● WHAT TO WORK ON: Scan the material for the word "title", and copy each line where it shows up.

Items listed in a dataset
===============

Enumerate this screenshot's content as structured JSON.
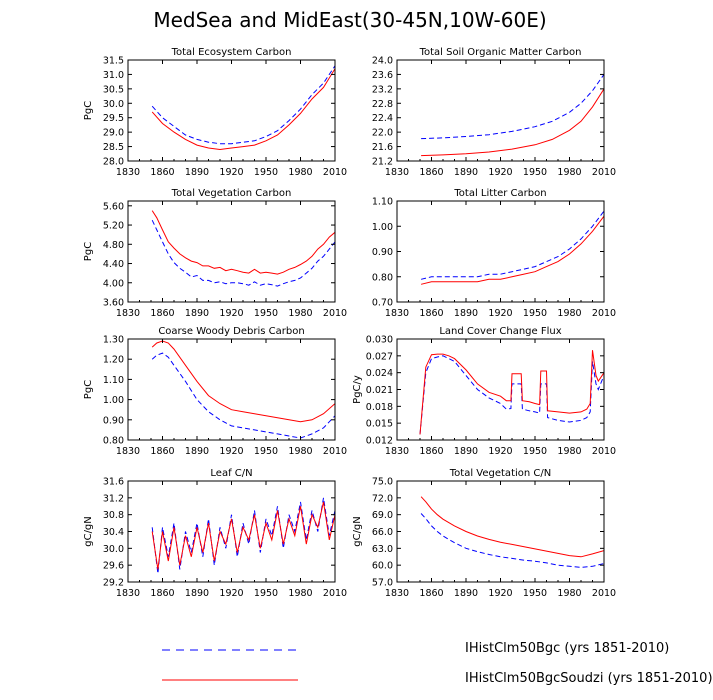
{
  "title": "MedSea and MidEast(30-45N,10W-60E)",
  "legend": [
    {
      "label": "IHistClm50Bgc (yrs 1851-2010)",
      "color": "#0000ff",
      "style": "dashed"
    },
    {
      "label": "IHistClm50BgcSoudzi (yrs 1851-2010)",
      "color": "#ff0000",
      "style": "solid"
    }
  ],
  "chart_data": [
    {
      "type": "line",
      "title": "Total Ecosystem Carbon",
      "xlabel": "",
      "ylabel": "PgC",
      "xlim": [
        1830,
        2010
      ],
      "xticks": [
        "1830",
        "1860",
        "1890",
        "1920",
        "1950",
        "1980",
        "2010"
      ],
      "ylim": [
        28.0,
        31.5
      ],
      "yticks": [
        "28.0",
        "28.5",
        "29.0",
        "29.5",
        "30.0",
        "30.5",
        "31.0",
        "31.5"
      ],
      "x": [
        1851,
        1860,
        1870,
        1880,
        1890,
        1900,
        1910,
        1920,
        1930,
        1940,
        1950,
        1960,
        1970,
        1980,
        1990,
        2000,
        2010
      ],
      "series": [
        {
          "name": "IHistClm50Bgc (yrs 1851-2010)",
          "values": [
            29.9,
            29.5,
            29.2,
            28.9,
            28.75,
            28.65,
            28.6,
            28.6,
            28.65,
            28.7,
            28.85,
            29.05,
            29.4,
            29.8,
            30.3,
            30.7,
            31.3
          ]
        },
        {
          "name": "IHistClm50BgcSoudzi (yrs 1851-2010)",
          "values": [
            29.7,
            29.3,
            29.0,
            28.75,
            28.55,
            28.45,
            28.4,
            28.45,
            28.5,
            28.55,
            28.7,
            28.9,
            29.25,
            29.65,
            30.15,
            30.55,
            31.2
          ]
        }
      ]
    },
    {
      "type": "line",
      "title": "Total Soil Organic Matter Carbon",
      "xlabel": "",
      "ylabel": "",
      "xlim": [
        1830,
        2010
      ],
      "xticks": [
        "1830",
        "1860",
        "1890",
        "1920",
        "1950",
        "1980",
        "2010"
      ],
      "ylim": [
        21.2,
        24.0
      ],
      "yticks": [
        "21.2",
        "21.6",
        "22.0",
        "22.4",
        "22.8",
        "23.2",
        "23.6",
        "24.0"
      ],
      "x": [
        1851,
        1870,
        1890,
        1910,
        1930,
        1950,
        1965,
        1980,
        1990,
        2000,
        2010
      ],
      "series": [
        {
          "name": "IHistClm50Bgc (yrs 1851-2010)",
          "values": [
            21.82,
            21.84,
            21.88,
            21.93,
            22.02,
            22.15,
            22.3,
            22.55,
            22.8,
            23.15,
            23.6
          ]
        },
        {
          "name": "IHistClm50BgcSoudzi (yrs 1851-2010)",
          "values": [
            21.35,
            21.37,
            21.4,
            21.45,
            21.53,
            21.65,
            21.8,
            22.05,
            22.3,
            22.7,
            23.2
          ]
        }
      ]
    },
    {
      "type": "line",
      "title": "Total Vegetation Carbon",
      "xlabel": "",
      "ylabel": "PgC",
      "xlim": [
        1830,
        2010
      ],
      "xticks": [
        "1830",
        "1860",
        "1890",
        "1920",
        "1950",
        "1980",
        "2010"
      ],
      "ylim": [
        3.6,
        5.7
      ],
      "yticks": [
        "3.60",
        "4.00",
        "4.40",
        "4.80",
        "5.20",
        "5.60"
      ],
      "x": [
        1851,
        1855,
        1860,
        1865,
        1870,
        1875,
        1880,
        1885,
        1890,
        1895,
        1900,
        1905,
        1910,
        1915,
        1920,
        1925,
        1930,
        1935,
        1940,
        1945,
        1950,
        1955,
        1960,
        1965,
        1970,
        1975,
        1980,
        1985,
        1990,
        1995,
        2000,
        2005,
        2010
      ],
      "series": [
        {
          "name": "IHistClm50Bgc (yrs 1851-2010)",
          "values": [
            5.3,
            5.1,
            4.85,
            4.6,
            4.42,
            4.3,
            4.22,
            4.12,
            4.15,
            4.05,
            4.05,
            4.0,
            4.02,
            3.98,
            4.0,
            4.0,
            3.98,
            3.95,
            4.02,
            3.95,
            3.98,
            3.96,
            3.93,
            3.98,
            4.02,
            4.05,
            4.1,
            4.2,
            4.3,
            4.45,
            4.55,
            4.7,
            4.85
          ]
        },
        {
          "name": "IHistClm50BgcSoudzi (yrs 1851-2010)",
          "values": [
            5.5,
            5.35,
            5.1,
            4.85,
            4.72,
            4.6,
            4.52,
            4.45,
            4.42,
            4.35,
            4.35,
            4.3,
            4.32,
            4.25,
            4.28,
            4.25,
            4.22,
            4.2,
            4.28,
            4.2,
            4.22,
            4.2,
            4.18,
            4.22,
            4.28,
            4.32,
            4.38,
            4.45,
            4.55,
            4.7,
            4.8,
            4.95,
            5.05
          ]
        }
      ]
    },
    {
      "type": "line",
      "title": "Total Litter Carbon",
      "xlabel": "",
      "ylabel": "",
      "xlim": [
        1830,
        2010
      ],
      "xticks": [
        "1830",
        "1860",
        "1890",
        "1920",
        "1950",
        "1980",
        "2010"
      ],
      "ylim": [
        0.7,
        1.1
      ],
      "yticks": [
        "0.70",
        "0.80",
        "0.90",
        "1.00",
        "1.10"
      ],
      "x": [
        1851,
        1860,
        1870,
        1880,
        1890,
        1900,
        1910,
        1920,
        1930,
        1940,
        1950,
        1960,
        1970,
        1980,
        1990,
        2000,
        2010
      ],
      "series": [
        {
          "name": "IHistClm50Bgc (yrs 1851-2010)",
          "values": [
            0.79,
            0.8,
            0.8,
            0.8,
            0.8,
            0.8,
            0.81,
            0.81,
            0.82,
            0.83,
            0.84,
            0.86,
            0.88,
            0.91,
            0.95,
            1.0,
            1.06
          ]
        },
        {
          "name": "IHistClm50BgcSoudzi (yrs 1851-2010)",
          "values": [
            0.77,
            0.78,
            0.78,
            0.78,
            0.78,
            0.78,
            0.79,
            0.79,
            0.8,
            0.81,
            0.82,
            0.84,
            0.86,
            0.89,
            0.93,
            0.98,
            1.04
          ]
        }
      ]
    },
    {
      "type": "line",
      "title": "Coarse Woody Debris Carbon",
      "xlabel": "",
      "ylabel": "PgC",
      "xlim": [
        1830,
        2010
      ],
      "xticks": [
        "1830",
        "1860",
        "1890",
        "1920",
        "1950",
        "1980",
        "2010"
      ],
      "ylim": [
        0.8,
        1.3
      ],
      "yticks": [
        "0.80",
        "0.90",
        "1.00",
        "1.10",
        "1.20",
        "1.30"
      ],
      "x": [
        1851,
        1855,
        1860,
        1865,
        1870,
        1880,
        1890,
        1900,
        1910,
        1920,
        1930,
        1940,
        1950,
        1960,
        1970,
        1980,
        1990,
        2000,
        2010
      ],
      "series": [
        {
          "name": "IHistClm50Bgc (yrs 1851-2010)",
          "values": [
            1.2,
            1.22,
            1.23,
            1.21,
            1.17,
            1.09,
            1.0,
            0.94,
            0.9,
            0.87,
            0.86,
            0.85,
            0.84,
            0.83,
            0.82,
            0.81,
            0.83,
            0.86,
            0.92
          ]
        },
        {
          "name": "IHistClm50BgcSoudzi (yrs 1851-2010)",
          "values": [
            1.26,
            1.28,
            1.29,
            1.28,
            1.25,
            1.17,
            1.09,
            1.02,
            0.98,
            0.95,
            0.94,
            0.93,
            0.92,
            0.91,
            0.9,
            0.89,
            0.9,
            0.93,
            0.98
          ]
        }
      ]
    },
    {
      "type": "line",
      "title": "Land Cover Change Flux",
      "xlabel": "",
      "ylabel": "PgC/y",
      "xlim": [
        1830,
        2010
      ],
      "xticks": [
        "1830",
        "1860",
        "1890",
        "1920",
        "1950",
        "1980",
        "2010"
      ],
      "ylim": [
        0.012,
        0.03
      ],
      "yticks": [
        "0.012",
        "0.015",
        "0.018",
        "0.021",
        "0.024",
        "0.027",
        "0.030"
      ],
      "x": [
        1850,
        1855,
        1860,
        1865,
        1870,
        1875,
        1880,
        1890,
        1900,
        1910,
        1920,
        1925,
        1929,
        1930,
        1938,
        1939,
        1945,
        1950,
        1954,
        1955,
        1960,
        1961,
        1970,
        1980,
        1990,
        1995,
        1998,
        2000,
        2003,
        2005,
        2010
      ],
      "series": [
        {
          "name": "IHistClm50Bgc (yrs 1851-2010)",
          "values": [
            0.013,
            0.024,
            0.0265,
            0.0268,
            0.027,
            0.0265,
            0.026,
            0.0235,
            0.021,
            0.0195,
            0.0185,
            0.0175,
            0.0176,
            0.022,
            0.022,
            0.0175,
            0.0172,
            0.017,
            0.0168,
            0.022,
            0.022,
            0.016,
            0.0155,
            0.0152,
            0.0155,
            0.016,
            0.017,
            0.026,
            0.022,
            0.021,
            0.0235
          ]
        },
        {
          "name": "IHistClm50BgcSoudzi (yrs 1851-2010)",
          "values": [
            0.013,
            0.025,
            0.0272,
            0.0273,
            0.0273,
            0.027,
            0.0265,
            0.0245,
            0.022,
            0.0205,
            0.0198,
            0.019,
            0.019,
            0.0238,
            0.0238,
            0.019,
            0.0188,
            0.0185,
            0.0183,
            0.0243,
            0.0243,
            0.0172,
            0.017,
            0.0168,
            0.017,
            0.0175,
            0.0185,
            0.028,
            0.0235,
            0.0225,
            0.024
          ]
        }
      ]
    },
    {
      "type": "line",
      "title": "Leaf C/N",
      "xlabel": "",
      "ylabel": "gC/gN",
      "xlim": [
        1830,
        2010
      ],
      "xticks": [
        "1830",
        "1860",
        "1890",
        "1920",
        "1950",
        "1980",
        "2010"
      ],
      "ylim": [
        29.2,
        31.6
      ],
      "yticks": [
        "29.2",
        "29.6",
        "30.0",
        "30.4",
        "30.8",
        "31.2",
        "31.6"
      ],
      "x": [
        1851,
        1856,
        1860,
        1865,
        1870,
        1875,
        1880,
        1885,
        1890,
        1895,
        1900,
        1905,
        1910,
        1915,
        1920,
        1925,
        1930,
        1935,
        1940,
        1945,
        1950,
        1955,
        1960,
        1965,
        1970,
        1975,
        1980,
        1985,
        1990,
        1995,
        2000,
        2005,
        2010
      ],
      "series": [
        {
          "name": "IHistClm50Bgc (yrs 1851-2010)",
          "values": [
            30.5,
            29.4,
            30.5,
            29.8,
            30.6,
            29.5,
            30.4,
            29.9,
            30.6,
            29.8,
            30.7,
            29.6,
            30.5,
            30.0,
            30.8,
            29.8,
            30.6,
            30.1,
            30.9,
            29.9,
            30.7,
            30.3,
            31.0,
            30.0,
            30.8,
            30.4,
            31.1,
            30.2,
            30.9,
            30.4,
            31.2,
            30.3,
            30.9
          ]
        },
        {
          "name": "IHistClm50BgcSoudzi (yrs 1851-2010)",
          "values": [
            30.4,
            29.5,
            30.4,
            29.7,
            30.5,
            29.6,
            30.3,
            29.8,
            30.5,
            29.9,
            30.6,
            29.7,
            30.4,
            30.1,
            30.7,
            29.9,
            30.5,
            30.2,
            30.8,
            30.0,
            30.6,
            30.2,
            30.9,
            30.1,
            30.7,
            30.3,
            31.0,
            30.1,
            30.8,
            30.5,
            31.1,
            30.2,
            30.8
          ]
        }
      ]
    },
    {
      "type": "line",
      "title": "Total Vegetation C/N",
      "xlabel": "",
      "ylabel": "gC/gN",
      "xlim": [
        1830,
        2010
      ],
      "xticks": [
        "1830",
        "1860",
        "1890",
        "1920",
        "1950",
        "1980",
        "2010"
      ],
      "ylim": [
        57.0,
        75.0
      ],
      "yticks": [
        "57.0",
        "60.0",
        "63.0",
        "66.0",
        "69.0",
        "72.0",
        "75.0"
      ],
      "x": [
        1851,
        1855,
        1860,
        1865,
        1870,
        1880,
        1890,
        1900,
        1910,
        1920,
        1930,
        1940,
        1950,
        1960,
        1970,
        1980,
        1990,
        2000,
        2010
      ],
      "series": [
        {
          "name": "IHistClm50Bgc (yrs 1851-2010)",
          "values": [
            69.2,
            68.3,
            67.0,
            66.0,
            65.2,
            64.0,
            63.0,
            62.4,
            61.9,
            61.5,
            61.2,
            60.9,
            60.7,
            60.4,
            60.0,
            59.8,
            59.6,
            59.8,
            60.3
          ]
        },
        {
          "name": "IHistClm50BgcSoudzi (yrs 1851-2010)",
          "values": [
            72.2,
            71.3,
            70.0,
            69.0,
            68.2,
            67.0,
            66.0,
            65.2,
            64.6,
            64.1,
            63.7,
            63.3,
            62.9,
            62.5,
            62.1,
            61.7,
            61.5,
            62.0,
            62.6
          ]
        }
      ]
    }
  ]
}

===============

● WRITTEN SOLUTION:
  "title": "MedSea and MidEast(30-45N,10W-60E)",
      "title": "Total Ecosystem Carbon",
      "title": "Total Soil Organic Matter Carbon",
      "title": "Total Vegetation Carbon",
      "title": "Total Litter Carbon",
      "title": "Coarse Woody Debris Carbon",
      "title": "Land Cover Change Flux",
      "title": "Leaf C/N",
      "title": "Total Vegetation C/N",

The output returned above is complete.